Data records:
— BEGIN —

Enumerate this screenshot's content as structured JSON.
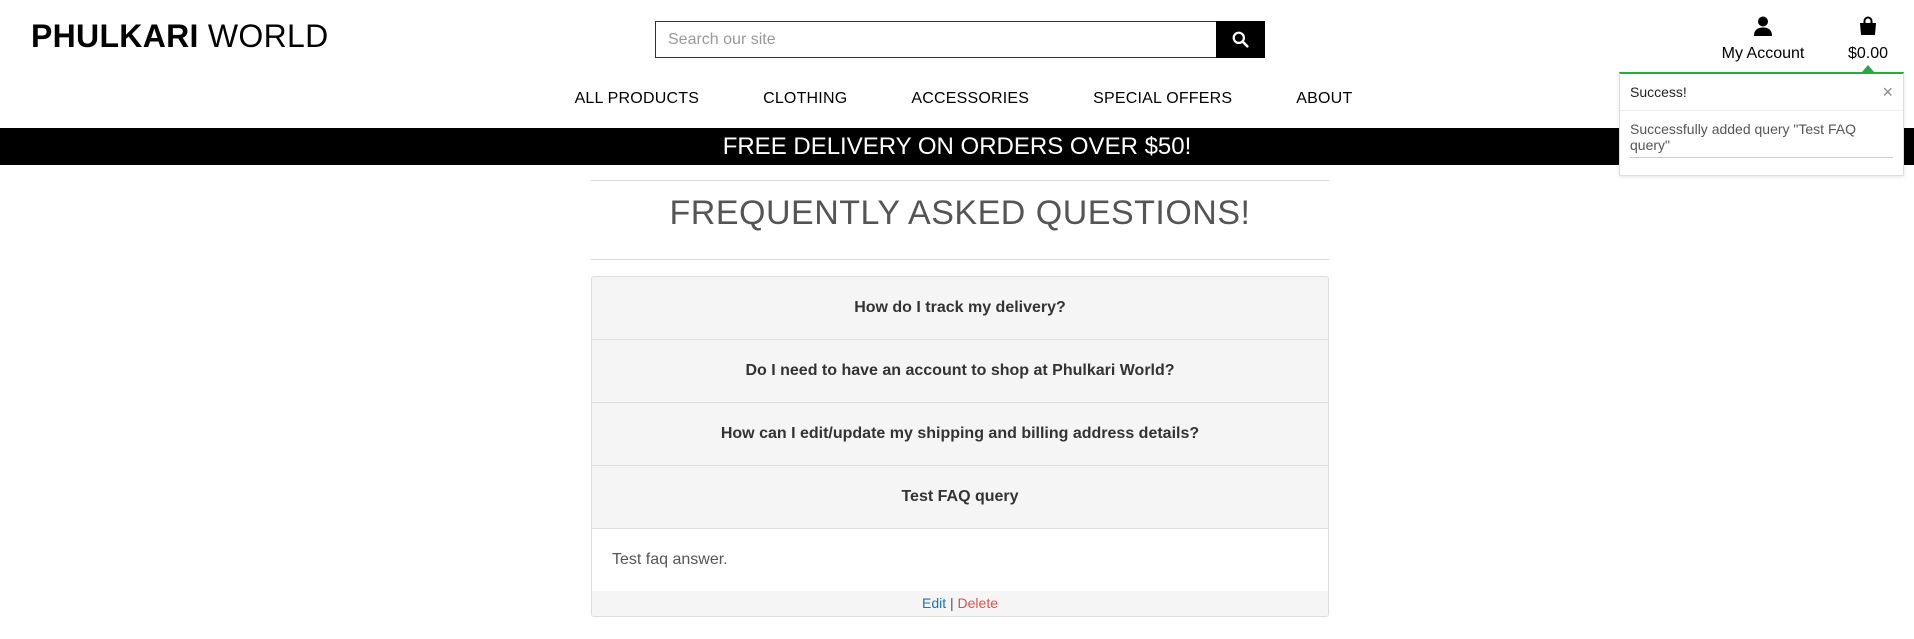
{
  "brand": {
    "bold": "PHULKARI",
    "regular": " WORLD"
  },
  "search": {
    "placeholder": "Search our site",
    "value": "",
    "icon": "search-icon"
  },
  "header": {
    "account_label": "My Account",
    "bag_total": "$0.00"
  },
  "nav": [
    "ALL PRODUCTS",
    "CLOTHING",
    "ACCESSORIES",
    "SPECIAL OFFERS",
    "ABOUT"
  ],
  "banner": "FREE DELIVERY ON ORDERS OVER $50!",
  "page_title": "FREQUENTLY ASKED QUESTIONS!",
  "faqs": [
    "How do I track my delivery?",
    "Do I need to have an account to shop at Phulkari World?",
    "How can I edit/update my shipping and billing address details?",
    "Test FAQ query"
  ],
  "open_answer": "Test faq answer.",
  "actions": {
    "edit": "Edit",
    "separator": "|",
    "delete": "Delete"
  },
  "toast": {
    "title": "Success!",
    "message": "Successfully added query \"Test FAQ query\"",
    "close": "×",
    "accent": "#28a745"
  },
  "colors": {
    "edit_link": "#1a73c5",
    "delete_link": "#d9534f",
    "banner_bg": "#000000"
  }
}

— END —

What you have to do: Copy each line above precisely, dropping the pictures.

Answer to this task:
Enumerate this screenshot's content as structured JSON.
{
  "brand": {
    "bold": "PHULKARI",
    "regular": " WORLD"
  },
  "search": {
    "placeholder": "Search our site",
    "value": "",
    "icon": "search-icon"
  },
  "header": {
    "account_label": "My Account",
    "bag_total": "$0.00"
  },
  "nav": [
    "ALL PRODUCTS",
    "CLOTHING",
    "ACCESSORIES",
    "SPECIAL OFFERS",
    "ABOUT"
  ],
  "banner": "FREE DELIVERY ON ORDERS OVER $50!",
  "page_title": "FREQUENTLY ASKED QUESTIONS!",
  "faqs": [
    "How do I track my delivery?",
    "Do I need to have an account to shop at Phulkari World?",
    "How can I edit/update my shipping and billing address details?",
    "Test FAQ query"
  ],
  "open_answer": "Test faq answer.",
  "actions": {
    "edit": "Edit",
    "separator": "|",
    "delete": "Delete"
  },
  "toast": {
    "title": "Success!",
    "message": "Successfully added query \"Test FAQ query\"",
    "close": "×",
    "accent": "#28a745"
  },
  "colors": {
    "edit_link": "#1a73c5",
    "delete_link": "#d9534f",
    "banner_bg": "#000000"
  }
}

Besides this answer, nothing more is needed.